▶ _Provided material_:

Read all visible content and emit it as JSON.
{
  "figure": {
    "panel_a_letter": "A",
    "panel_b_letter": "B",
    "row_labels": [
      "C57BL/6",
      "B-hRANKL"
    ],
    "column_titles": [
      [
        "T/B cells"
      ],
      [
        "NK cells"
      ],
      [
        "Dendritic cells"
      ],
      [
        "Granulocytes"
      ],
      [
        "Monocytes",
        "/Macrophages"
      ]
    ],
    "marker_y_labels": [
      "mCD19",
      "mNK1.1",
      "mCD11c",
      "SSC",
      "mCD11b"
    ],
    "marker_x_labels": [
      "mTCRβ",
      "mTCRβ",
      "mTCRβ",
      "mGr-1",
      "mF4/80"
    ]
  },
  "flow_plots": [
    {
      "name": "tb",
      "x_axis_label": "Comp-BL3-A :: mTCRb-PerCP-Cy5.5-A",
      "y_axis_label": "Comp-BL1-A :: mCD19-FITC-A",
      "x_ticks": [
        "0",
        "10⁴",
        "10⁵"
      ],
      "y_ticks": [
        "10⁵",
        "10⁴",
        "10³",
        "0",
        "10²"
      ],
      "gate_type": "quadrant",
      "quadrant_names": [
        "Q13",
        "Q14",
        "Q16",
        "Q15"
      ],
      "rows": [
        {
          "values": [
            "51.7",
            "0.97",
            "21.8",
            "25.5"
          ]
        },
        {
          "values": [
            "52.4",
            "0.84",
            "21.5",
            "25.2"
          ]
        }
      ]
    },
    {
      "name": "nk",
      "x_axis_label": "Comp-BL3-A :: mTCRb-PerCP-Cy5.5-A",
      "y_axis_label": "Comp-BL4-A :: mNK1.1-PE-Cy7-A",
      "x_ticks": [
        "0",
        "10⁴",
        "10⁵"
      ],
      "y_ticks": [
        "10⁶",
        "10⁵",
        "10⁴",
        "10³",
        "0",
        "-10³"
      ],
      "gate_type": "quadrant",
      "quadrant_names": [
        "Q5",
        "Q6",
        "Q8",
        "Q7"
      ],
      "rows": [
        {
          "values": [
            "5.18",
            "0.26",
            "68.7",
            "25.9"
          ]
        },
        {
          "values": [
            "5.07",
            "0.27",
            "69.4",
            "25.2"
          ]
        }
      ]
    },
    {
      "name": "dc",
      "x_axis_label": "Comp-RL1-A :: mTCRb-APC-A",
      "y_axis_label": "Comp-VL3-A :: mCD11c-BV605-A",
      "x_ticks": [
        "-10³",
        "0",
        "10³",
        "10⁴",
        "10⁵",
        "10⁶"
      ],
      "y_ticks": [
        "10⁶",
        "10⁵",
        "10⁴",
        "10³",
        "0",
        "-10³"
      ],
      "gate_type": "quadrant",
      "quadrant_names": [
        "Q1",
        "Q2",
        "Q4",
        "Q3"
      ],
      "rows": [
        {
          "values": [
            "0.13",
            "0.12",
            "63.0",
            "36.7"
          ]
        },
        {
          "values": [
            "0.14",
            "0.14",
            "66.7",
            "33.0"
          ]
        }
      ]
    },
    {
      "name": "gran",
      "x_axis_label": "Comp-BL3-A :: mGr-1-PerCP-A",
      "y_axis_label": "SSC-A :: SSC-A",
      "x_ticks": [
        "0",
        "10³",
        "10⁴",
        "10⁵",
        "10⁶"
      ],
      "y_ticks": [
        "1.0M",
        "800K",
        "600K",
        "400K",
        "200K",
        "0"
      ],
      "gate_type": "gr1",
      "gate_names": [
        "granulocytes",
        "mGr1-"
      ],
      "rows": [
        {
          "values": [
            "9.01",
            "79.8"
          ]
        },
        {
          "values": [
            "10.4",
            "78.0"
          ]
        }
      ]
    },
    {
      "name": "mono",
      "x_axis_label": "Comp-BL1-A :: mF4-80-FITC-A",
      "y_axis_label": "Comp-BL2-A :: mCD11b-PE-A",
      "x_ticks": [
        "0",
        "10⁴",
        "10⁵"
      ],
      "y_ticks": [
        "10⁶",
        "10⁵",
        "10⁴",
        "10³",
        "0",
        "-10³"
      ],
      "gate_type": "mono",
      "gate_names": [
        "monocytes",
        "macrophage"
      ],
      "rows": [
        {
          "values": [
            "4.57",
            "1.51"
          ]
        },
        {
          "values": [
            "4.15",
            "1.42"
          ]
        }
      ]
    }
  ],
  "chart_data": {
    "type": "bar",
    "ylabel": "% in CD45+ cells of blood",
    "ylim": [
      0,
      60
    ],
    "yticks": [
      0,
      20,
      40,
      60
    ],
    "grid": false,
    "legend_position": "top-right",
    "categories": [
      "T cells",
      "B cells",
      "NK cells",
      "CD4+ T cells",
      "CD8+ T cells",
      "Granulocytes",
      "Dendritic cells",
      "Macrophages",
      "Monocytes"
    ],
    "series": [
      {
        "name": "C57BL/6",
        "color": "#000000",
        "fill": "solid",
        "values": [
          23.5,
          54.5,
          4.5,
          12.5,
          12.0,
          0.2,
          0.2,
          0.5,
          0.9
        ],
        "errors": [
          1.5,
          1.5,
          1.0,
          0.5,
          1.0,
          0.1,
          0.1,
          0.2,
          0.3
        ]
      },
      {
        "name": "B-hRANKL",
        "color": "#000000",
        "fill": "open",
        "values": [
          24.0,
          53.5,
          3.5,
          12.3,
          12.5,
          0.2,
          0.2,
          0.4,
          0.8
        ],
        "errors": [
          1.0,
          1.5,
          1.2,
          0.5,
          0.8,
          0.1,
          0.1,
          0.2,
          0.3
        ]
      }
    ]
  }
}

▶ _Activity_: Repeat the data word for word, leaving out no line.

▶ _Response box_:
Read all visible content and emit it as JSON.
{
  "figure": {
    "panel_a_letter": "A",
    "panel_b_letter": "B",
    "row_labels": [
      "C57BL/6",
      "B-hRANKL"
    ],
    "column_titles": [
      [
        "T/B cells"
      ],
      [
        "NK cells"
      ],
      [
        "Dendritic cells"
      ],
      [
        "Granulocytes"
      ],
      [
        "Monocytes",
        "/Macrophages"
      ]
    ],
    "marker_y_labels": [
      "mCD19",
      "mNK1.1",
      "mCD11c",
      "SSC",
      "mCD11b"
    ],
    "marker_x_labels": [
      "mTCRβ",
      "mTCRβ",
      "mTCRβ",
      "mGr-1",
      "mF4/80"
    ]
  },
  "flow_plots": [
    {
      "name": "tb",
      "x_axis_label": "Comp-BL3-A :: mTCRb-PerCP-Cy5.5-A",
      "y_axis_label": "Comp-BL1-A :: mCD19-FITC-A",
      "x_ticks": [
        "0",
        "10⁴",
        "10⁵"
      ],
      "y_ticks": [
        "10⁵",
        "10⁴",
        "10³",
        "0",
        "10²"
      ],
      "gate_type": "quadrant",
      "quadrant_names": [
        "Q13",
        "Q14",
        "Q16",
        "Q15"
      ],
      "rows": [
        {
          "values": [
            "51.7",
            "0.97",
            "21.8",
            "25.5"
          ]
        },
        {
          "values": [
            "52.4",
            "0.84",
            "21.5",
            "25.2"
          ]
        }
      ]
    },
    {
      "name": "nk",
      "x_axis_label": "Comp-BL3-A :: mTCRb-PerCP-Cy5.5-A",
      "y_axis_label": "Comp-BL4-A :: mNK1.1-PE-Cy7-A",
      "x_ticks": [
        "0",
        "10⁴",
        "10⁵"
      ],
      "y_ticks": [
        "10⁶",
        "10⁵",
        "10⁴",
        "10³",
        "0",
        "-10³"
      ],
      "gate_type": "quadrant",
      "quadrant_names": [
        "Q5",
        "Q6",
        "Q8",
        "Q7"
      ],
      "rows": [
        {
          "values": [
            "5.18",
            "0.26",
            "68.7",
            "25.9"
          ]
        },
        {
          "values": [
            "5.07",
            "0.27",
            "69.4",
            "25.2"
          ]
        }
      ]
    },
    {
      "name": "dc",
      "x_axis_label": "Comp-RL1-A :: mTCRb-APC-A",
      "y_axis_label": "Comp-VL3-A :: mCD11c-BV605-A",
      "x_ticks": [
        "-10³",
        "0",
        "10³",
        "10⁴",
        "10⁵",
        "10⁶"
      ],
      "y_ticks": [
        "10⁶",
        "10⁵",
        "10⁴",
        "10³",
        "0",
        "-10³"
      ],
      "gate_type": "quadrant",
      "quadrant_names": [
        "Q1",
        "Q2",
        "Q4",
        "Q3"
      ],
      "rows": [
        {
          "values": [
            "0.13",
            "0.12",
            "63.0",
            "36.7"
          ]
        },
        {
          "values": [
            "0.14",
            "0.14",
            "66.7",
            "33.0"
          ]
        }
      ]
    },
    {
      "name": "gran",
      "x_axis_label": "Comp-BL3-A :: mGr-1-PerCP-A",
      "y_axis_label": "SSC-A :: SSC-A",
      "x_ticks": [
        "0",
        "10³",
        "10⁴",
        "10⁵",
        "10⁶"
      ],
      "y_ticks": [
        "1.0M",
        "800K",
        "600K",
        "400K",
        "200K",
        "0"
      ],
      "gate_type": "gr1",
      "gate_names": [
        "granulocytes",
        "mGr1-"
      ],
      "rows": [
        {
          "values": [
            "9.01",
            "79.8"
          ]
        },
        {
          "values": [
            "10.4",
            "78.0"
          ]
        }
      ]
    },
    {
      "name": "mono",
      "x_axis_label": "Comp-BL1-A :: mF4-80-FITC-A",
      "y_axis_label": "Comp-BL2-A :: mCD11b-PE-A",
      "x_ticks": [
        "0",
        "10⁴",
        "10⁵"
      ],
      "y_ticks": [
        "10⁶",
        "10⁵",
        "10⁴",
        "10³",
        "0",
        "-10³"
      ],
      "gate_type": "mono",
      "gate_names": [
        "monocytes",
        "macrophage"
      ],
      "rows": [
        {
          "values": [
            "4.57",
            "1.51"
          ]
        },
        {
          "values": [
            "4.15",
            "1.42"
          ]
        }
      ]
    }
  ],
  "chart_data": {
    "type": "bar",
    "ylabel": "% in CD45+ cells of blood",
    "ylim": [
      0,
      60
    ],
    "yticks": [
      0,
      20,
      40,
      60
    ],
    "grid": false,
    "legend_position": "top-right",
    "categories": [
      "T cells",
      "B cells",
      "NK cells",
      "CD4+ T cells",
      "CD8+ T cells",
      "Granulocytes",
      "Dendritic cells",
      "Macrophages",
      "Monocytes"
    ],
    "series": [
      {
        "name": "C57BL/6",
        "color": "#000000",
        "fill": "solid",
        "values": [
          23.5,
          54.5,
          4.5,
          12.5,
          12.0,
          0.2,
          0.2,
          0.5,
          0.9
        ],
        "errors": [
          1.5,
          1.5,
          1.0,
          0.5,
          1.0,
          0.1,
          0.1,
          0.2,
          0.3
        ]
      },
      {
        "name": "B-hRANKL",
        "color": "#000000",
        "fill": "open",
        "values": [
          24.0,
          53.5,
          3.5,
          12.3,
          12.5,
          0.2,
          0.2,
          0.4,
          0.8
        ],
        "errors": [
          1.0,
          1.5,
          1.2,
          0.5,
          0.8,
          0.1,
          0.1,
          0.2,
          0.3
        ]
      }
    ]
  }
}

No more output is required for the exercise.